*Written exercise*
Please recast the stretch from the line that contains "heatmap-cell — [383, 403, 392, 412]" through the line that contains "heatmap-cell — [256, 249, 265, 258]" as a Markdown table with the columns No. and Line, numbering each line and leaving out blank lines.

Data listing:
----

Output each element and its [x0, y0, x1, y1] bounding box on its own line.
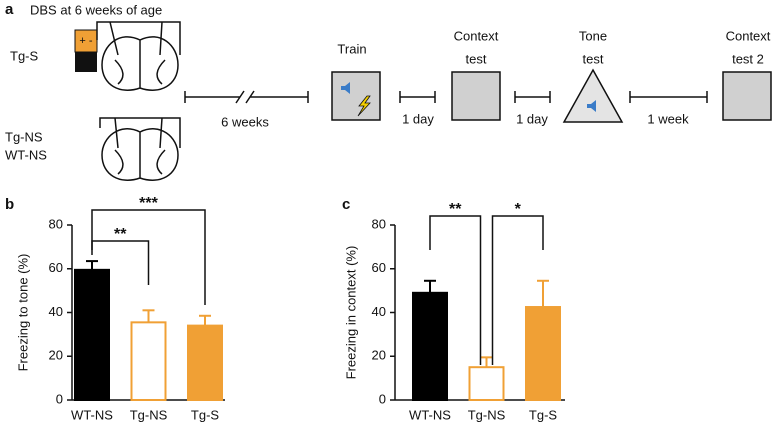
- interval-label: 1 week: [647, 111, 689, 126]
- speaker-icon: [341, 82, 350, 94]
- interval-label: 1 day: [402, 111, 434, 126]
- y-tick-label: 20: [372, 348, 386, 363]
- dbs-label: DBS at 6 weeks of age: [30, 2, 162, 17]
- group-label: Tg-S: [10, 48, 39, 63]
- interval-label: 1 day: [516, 111, 548, 126]
- bar: [525, 306, 561, 401]
- brain: [96, 21, 181, 91]
- significance-bracket: [429, 215, 482, 365]
- y-tick-label: 60: [49, 260, 63, 275]
- stage-box: [331, 71, 381, 121]
- timeline: [184, 90, 708, 104]
- battery: [75, 52, 97, 72]
- bar: [187, 324, 223, 401]
- panel-label: c: [342, 196, 350, 213]
- stage-label: test: [466, 51, 487, 66]
- stage-label: test 2: [732, 51, 764, 66]
- significance-bracket: [91, 209, 206, 305]
- speaker-icon: [587, 100, 596, 112]
- bar: [412, 291, 448, 401]
- significance-label: ***: [139, 195, 158, 212]
- x-tick-label: WT-NS: [71, 407, 113, 422]
- bar: [130, 321, 167, 401]
- panel-label: b: [5, 196, 14, 213]
- significance-label: *: [515, 201, 522, 218]
- stage-label: Context: [726, 28, 771, 43]
- x-tick-label: Tg-NS: [130, 407, 168, 422]
- significance-bracket: [491, 215, 544, 365]
- y-tick-label: 40: [49, 304, 63, 319]
- y-tick-label: 80: [49, 216, 63, 231]
- bar: [468, 366, 505, 401]
- stage-label: Context: [454, 28, 499, 43]
- group-label: WT-NS: [5, 147, 47, 162]
- battery-sign: + -: [79, 35, 92, 47]
- x-tick-label: Tg-NS: [468, 407, 506, 422]
- x-tick-label: Tg-S: [529, 407, 558, 422]
- y-tick-label: 60: [372, 260, 386, 275]
- stage-box: [722, 71, 772, 121]
- stage-box: [451, 71, 501, 121]
- significance-label: **: [449, 201, 462, 218]
- y-tick-label: 40: [372, 304, 386, 319]
- y-axis-label: Freezing in context (%): [343, 246, 358, 380]
- significance-bracket: [91, 240, 150, 285]
- group-label: Tg-NS: [5, 129, 43, 144]
- significance-label: **: [114, 226, 127, 243]
- stage-label: test: [583, 51, 604, 66]
- shock-icon: [357, 95, 371, 117]
- y-axis-label: Freezing to tone (%): [15, 254, 30, 372]
- x-tick-label: WT-NS: [409, 407, 451, 422]
- y-tick-label: 0: [56, 391, 63, 406]
- stage-label: Train: [337, 41, 366, 56]
- stage-label: Tone: [579, 28, 607, 43]
- panel-label: a: [5, 1, 14, 18]
- bar: [74, 268, 110, 401]
- stage-triangle: [562, 68, 624, 123]
- brain: [99, 117, 181, 181]
- y-tick-label: 80: [372, 216, 386, 231]
- y-tick-label: 0: [379, 391, 386, 406]
- x-tick-label: Tg-S: [191, 407, 220, 422]
- y-tick-label: 20: [49, 348, 63, 363]
- interval-label: 6 weeks: [221, 114, 269, 129]
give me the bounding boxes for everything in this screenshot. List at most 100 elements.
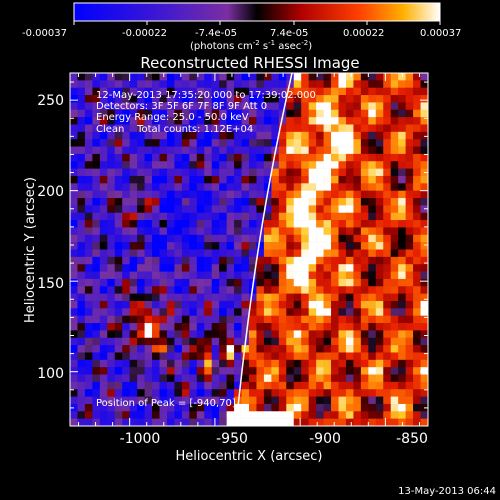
heatmap-cell — [383, 403, 392, 412]
heatmap-cell — [77, 95, 86, 103]
heatmap-cell — [301, 87, 309, 96]
heatmap-cell — [204, 330, 213, 339]
heatmap-cell — [107, 227, 116, 236]
colorbar-unit-label: (photons cm-2 s-1 asec-2) — [190, 39, 312, 52]
heatmap-cell — [70, 198, 78, 206]
heatmap-cell — [383, 396, 392, 405]
heatmap-cell — [166, 190, 175, 199]
heatmap-cell — [204, 139, 213, 147]
heatmap-cell — [144, 352, 153, 361]
heatmap-cell — [263, 403, 272, 412]
heatmap-cell — [166, 264, 175, 272]
heatmap-cell — [405, 80, 414, 88]
heatmap-cell — [204, 389, 213, 397]
heatmap-cell — [122, 109, 130, 118]
heatmap-cell — [413, 227, 421, 236]
heatmap-cell — [271, 212, 280, 221]
heatmap-cell — [263, 278, 272, 287]
heatmap-cell — [77, 234, 86, 243]
heatmap-cell — [241, 374, 250, 383]
heatmap-cell — [301, 175, 309, 184]
heatmap-cell — [375, 359, 384, 368]
heatmap-cell — [241, 168, 250, 177]
heatmap-cell — [331, 315, 339, 324]
heatmap-cell — [181, 293, 190, 302]
heatmap-cell — [159, 227, 168, 236]
heatmap-cell — [77, 161, 86, 169]
heatmap-cell — [159, 374, 168, 383]
heatmap-cell — [70, 330, 78, 339]
heatmap-cell — [249, 212, 257, 221]
heatmap-cell — [263, 87, 272, 96]
heatmap-cell — [345, 411, 354, 419]
heatmap-cell — [256, 286, 265, 294]
heatmap-cell — [353, 256, 362, 265]
heatmap-cell — [122, 139, 130, 147]
heatmap-cell — [226, 278, 235, 287]
heatmap-cell — [278, 131, 287, 140]
heatmap-cell — [263, 411, 272, 419]
heatmap-cell — [107, 139, 116, 147]
heatmap-cell — [174, 198, 183, 206]
heatmap-cell — [353, 102, 362, 111]
heatmap-cell — [107, 234, 116, 243]
heatmap-cell — [338, 286, 347, 294]
heatmap-cell — [308, 205, 317, 214]
heatmap-cell — [293, 249, 302, 258]
heatmap-cell — [144, 345, 153, 353]
heatmap-cell — [338, 95, 347, 103]
heatmap-cell — [226, 198, 235, 206]
heatmap-cell — [256, 249, 265, 258]
heatmap-cell — [144, 220, 153, 228]
x-tick-label-3: -850 — [396, 431, 428, 447]
heatmap-cell — [70, 249, 78, 258]
heatmap-cell — [293, 234, 302, 243]
heatmap-cell — [338, 168, 347, 177]
heatmap-cell — [211, 403, 220, 412]
heatmap-cell — [256, 337, 265, 346]
heatmap-cell — [152, 109, 160, 118]
heatmap-cell — [263, 300, 272, 309]
heatmap-cell — [84, 227, 93, 236]
heatmap-cell — [398, 411, 406, 419]
heatmap-cell — [368, 293, 377, 302]
heatmap-cell — [152, 315, 160, 324]
heatmap-cell — [152, 190, 160, 199]
heatmap-cell — [390, 389, 399, 397]
heatmap-cell — [107, 198, 116, 206]
heatmap-cell — [152, 256, 160, 265]
heatmap-cell — [286, 396, 295, 405]
heatmap-cell — [375, 205, 384, 214]
heatmap-cell — [383, 220, 392, 228]
heatmap-cell — [353, 389, 362, 397]
heatmap-cell — [263, 381, 272, 390]
heatmap-cell — [308, 220, 317, 228]
heatmap-cell — [181, 381, 190, 390]
heatmap-cell — [278, 381, 287, 390]
heatmap-cell — [278, 124, 287, 133]
heatmap-cell — [353, 95, 362, 103]
heatmap-cell — [301, 139, 309, 147]
heatmap-cell — [234, 300, 242, 309]
heatmap-cell — [77, 271, 86, 280]
heatmap-cell — [241, 183, 250, 191]
heatmap-cell — [293, 168, 302, 177]
heatmap-cell — [420, 242, 428, 250]
heatmap-cell — [77, 168, 86, 177]
heatmap-cell — [368, 300, 377, 309]
heatmap-cell — [405, 396, 414, 405]
heatmap-cell — [234, 315, 242, 324]
heatmap-cell — [249, 168, 257, 177]
heatmap-cell — [308, 124, 317, 133]
heatmap-cell — [204, 293, 213, 302]
heatmap-cell — [383, 381, 392, 390]
heatmap-cell — [345, 389, 354, 397]
heatmap-cell — [271, 411, 280, 419]
heatmap-cell — [196, 168, 205, 177]
heatmap-cell — [256, 139, 265, 147]
heatmap-cell — [368, 161, 377, 169]
heatmap-cell — [256, 161, 265, 169]
heatmap-cell — [166, 220, 175, 228]
heatmap-cell — [405, 220, 414, 228]
heatmap-cell — [353, 153, 362, 162]
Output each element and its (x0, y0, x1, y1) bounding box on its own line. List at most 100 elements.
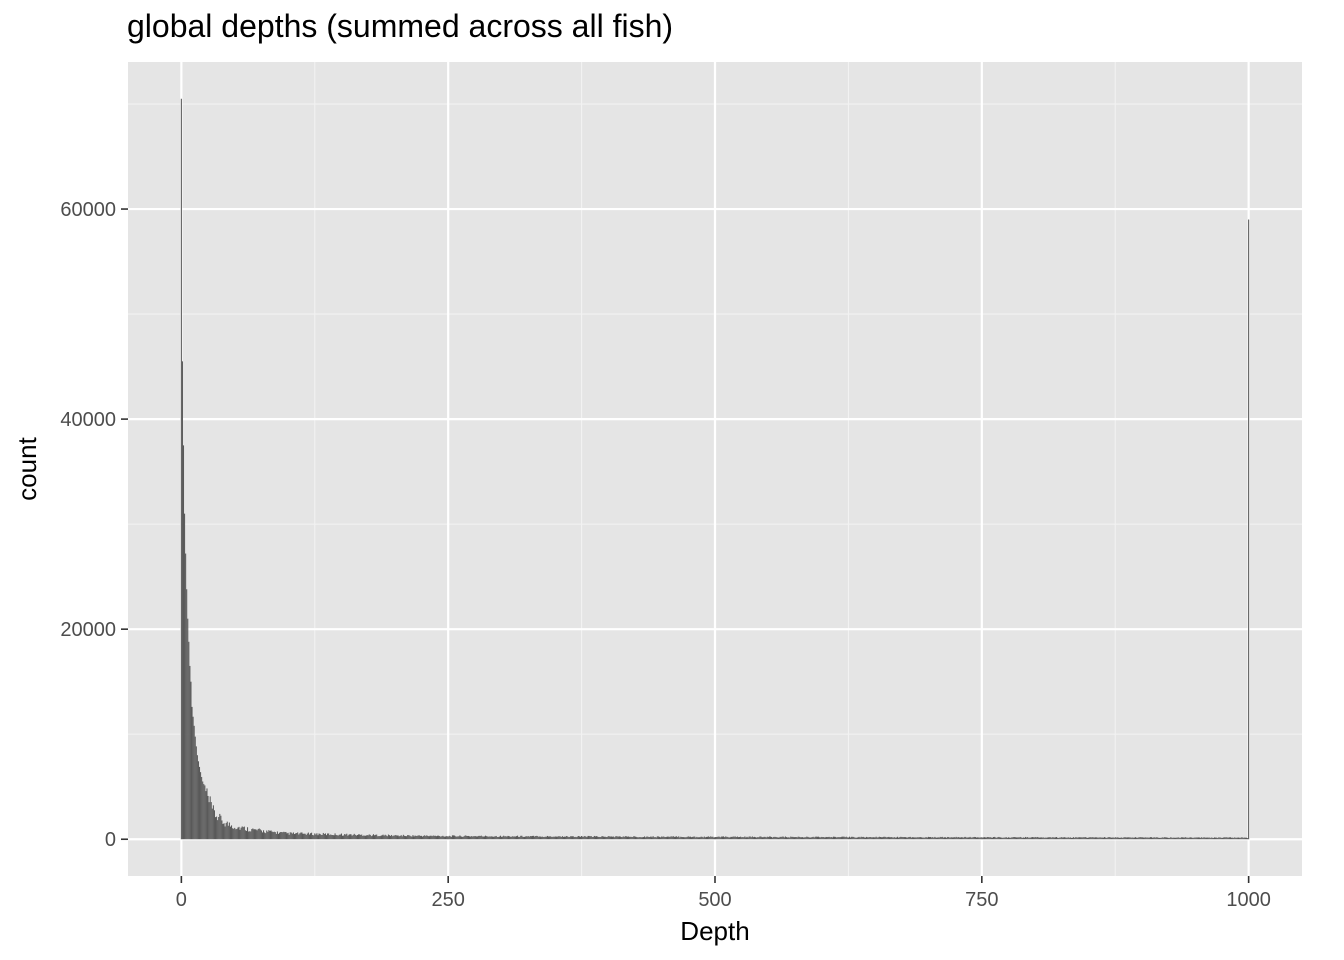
histogram-bar (529, 836, 531, 840)
histogram-bar (999, 837, 1001, 840)
histogram-bar (304, 833, 306, 840)
histogram-bar (1098, 837, 1100, 840)
histogram-bar (916, 837, 918, 840)
histogram-bar (1157, 837, 1159, 840)
histogram-bar (749, 836, 751, 840)
histogram-bar (1010, 837, 1012, 840)
histogram-bar (726, 836, 728, 840)
histogram-bar (963, 837, 965, 840)
histogram-bar (285, 831, 287, 840)
histogram-bar (264, 832, 266, 840)
histogram-bar (281, 832, 283, 840)
histogram-bar (236, 828, 238, 840)
histogram-bar (550, 836, 552, 840)
histogram-bar (901, 836, 903, 840)
histogram-bar (773, 836, 775, 840)
histogram-bar (1213, 837, 1216, 840)
histogram-bar (727, 836, 729, 840)
histogram-bar (618, 836, 620, 840)
histogram-bar (912, 837, 915, 840)
histogram-bar (581, 835, 583, 840)
histogram-bar (970, 837, 972, 840)
histogram-bar (520, 835, 522, 840)
histogram-bar (950, 837, 952, 840)
histogram-bar (436, 835, 439, 840)
histogram-bar (497, 836, 499, 840)
histogram-bar (1129, 837, 1131, 840)
histogram-bar (720, 836, 722, 840)
histogram-bar (395, 834, 397, 840)
histogram-bar (269, 830, 271, 840)
histogram-bar (609, 836, 611, 840)
histogram-bar (942, 837, 944, 840)
histogram-bar (1015, 837, 1017, 840)
histogram-bar (701, 836, 703, 840)
histogram-bar (768, 836, 770, 840)
histogram-bar (915, 837, 917, 840)
histogram-bar (624, 836, 626, 840)
histogram-bar (227, 825, 229, 840)
histogram-bar (595, 836, 598, 840)
histogram-bar (1236, 837, 1238, 840)
histogram-bar (1141, 837, 1143, 840)
histogram-bar (1101, 837, 1103, 840)
histogram-bar (348, 834, 350, 840)
histogram-bar (1189, 837, 1191, 840)
histogram-bar (263, 830, 265, 840)
histogram-bar (1165, 837, 1167, 840)
histogram-bar (549, 836, 551, 840)
histogram-bar (910, 837, 912, 840)
histogram-bar (750, 837, 752, 840)
histogram-bar (1074, 837, 1076, 840)
histogram-bar (973, 836, 975, 840)
histogram-bar (661, 836, 663, 840)
histogram-bar (510, 836, 512, 840)
histogram-bar (408, 835, 410, 840)
histogram-bar (1199, 837, 1201, 840)
histogram-bar (312, 835, 314, 840)
histogram-bar (1192, 837, 1194, 840)
histogram-bar (694, 836, 696, 840)
histogram-bar (605, 837, 607, 840)
histogram-bar (570, 836, 572, 840)
y-tick-label: 20000 (60, 619, 116, 641)
histogram-bar (631, 836, 633, 840)
histogram-bar (654, 837, 656, 840)
histogram-bar (273, 831, 275, 840)
histogram-bar (456, 836, 458, 840)
histogram-bar (998, 836, 1000, 840)
histogram-bar (964, 836, 966, 840)
histogram-bar (413, 836, 415, 840)
histogram-bar (499, 835, 502, 840)
histogram-bar (403, 835, 405, 840)
histogram-bar (1067, 837, 1069, 840)
y-axis-title: count (12, 436, 42, 500)
histogram-bar (433, 835, 435, 840)
histogram-bar (1063, 837, 1065, 840)
histogram-bar (444, 836, 446, 840)
histogram-bar (779, 836, 781, 840)
histogram-bar (994, 836, 996, 840)
histogram-bar (383, 835, 385, 840)
histogram-bar (207, 795, 209, 840)
histogram-bar (987, 837, 989, 840)
histogram-bar (211, 808, 213, 840)
histogram-bar (759, 836, 761, 840)
histogram-bar (772, 837, 774, 840)
histogram-bar (277, 833, 280, 840)
histogram-bar (1247, 838, 1249, 840)
histogram-bar (658, 836, 661, 840)
histogram-bar (823, 837, 825, 840)
histogram-bar (949, 837, 951, 840)
histogram-bar (182, 445, 185, 840)
histogram-bar (835, 836, 837, 840)
histogram-bar (382, 834, 384, 840)
histogram-bar (1106, 837, 1108, 840)
histogram-bar (239, 829, 241, 840)
histogram-bar (547, 836, 550, 840)
histogram-bar (397, 835, 399, 840)
histogram-bar (551, 836, 553, 840)
histogram-bar (656, 836, 658, 840)
histogram-bar (1053, 837, 1055, 840)
histogram-bar (825, 836, 827, 840)
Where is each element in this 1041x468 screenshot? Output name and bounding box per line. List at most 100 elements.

----

*Complete answer*
| No. | Line |
|---|---|
| 1 | heatmap-cell — [383, 403, 392, 412] |
| 2 | heatmap-cell — [77, 95, 86, 103] |
| 3 | heatmap-cell — [301, 87, 309, 96] |
| 4 | heatmap-cell — [204, 330, 213, 339] |
| 5 | heatmap-cell — [107, 227, 116, 236] |
| 6 | colorbar-unit-label: (photons cm-2 s-1 asec-2) — [190, 39, 312, 52] |
| 7 | heatmap-cell — [70, 198, 78, 206] |
| 8 | heatmap-cell — [383, 396, 392, 405] |
| 9 | heatmap-cell — [166, 190, 175, 199] |
| 10 | heatmap-cell — [204, 139, 213, 147] |
| 11 | heatmap-cell — [144, 352, 153, 361] |
| 12 | heatmap-cell — [263, 403, 272, 412] |
| 13 | heatmap-cell — [166, 264, 175, 272] |
| 14 | heatmap-cell — [405, 80, 414, 88] |
| 15 | heatmap-cell — [204, 389, 213, 397] |
| 16 | heatmap-cell — [122, 109, 130, 118] |
| 17 | heatmap-cell — [413, 227, 421, 236] |
| 18 | heatmap-cell — [271, 212, 280, 221] |
| 19 | heatmap-cell — [263, 278, 272, 287] |
| 20 | heatmap-cell — [77, 234, 86, 243] |
| 21 | heatmap-cell — [241, 374, 250, 383] |
| 22 | heatmap-cell — [301, 175, 309, 184] |
| 23 | heatmap-cell — [375, 359, 384, 368] |
| 24 | heatmap-cell — [241, 168, 250, 177] |
| 25 | heatmap-cell — [331, 315, 339, 324] |
| 26 | heatmap-cell — [181, 293, 190, 302] |
| 27 | heatmap-cell — [159, 227, 168, 236] |
| 28 | heatmap-cell — [77, 161, 86, 169] |
| 29 | heatmap-cell — [159, 374, 168, 383] |
| 30 | heatmap-cell — [70, 330, 78, 339] |
| 31 | heatmap-cell — [249, 212, 257, 221] |
| 32 | heatmap-cell — [263, 87, 272, 96] |
| 33 | heatmap-cell — [345, 411, 354, 419] |
| 34 | heatmap-cell — [256, 286, 265, 294] |
| 35 | heatmap-cell — [353, 256, 362, 265] |
| 36 | heatmap-cell — [122, 139, 130, 147] |
| 37 | heatmap-cell — [226, 278, 235, 287] |
| 38 | heatmap-cell — [278, 131, 287, 140] |
| 39 | heatmap-cell — [263, 411, 272, 419] |
| 40 | heatmap-cell — [107, 139, 116, 147] |
| 41 | heatmap-cell — [174, 198, 183, 206] |
| 42 | heatmap-cell — [353, 102, 362, 111] |
| 43 | heatmap-cell — [107, 234, 116, 243] |
| 44 | heatmap-cell — [338, 286, 347, 294] |
| 45 | heatmap-cell — [308, 205, 317, 214] |
| 46 | heatmap-cell — [293, 249, 302, 258] |
| 47 | heatmap-cell — [144, 345, 153, 353] |
| 48 | heatmap-cell — [338, 95, 347, 103] |
| 49 | heatmap-cell — [226, 198, 235, 206] |
| 50 | heatmap-cell — [256, 249, 265, 258] |